[Stored records]

-=-=-=-=-

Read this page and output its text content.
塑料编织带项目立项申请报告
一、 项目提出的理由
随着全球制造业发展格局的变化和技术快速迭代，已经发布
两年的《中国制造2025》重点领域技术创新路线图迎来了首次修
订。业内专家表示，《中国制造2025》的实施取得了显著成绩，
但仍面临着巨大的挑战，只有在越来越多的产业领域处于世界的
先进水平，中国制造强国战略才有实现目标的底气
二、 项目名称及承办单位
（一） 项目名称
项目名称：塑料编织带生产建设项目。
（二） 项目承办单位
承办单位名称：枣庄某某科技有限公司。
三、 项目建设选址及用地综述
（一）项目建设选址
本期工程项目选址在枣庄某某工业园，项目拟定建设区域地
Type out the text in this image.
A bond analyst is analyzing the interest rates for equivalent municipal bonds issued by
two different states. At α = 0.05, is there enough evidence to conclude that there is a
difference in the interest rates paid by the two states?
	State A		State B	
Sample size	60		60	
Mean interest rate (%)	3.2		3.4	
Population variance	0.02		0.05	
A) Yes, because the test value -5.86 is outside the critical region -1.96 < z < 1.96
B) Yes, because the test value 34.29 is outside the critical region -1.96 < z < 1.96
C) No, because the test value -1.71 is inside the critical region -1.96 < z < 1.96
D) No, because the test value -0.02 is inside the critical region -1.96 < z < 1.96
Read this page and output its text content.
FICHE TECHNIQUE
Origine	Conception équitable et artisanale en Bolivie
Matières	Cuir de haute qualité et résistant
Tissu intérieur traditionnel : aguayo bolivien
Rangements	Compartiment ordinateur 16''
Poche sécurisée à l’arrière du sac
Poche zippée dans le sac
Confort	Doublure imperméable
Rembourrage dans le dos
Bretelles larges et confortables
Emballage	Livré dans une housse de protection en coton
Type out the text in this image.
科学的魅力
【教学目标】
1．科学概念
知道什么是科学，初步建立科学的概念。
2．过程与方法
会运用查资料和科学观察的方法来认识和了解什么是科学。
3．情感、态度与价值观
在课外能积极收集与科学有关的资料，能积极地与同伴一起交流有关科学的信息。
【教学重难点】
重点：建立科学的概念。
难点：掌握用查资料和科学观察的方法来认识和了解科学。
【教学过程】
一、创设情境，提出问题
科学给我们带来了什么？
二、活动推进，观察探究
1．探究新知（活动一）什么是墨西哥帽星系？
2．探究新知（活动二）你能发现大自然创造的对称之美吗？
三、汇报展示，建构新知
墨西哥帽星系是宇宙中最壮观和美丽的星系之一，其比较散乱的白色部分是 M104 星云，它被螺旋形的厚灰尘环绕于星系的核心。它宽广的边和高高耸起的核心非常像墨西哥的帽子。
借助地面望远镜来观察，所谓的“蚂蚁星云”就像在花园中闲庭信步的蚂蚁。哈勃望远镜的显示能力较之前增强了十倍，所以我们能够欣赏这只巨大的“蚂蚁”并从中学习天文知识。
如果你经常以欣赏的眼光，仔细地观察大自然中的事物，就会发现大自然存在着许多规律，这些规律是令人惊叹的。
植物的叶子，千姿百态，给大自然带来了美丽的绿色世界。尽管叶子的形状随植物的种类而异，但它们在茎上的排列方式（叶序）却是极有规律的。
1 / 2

-=-=-=-=-

▶ _WHAT YOU SHOULD DO_
Report how many lines of the entries hold the word "rates". Nothing else is needed.

▶ _SOLUTION FOR THIS PROBLEM_
2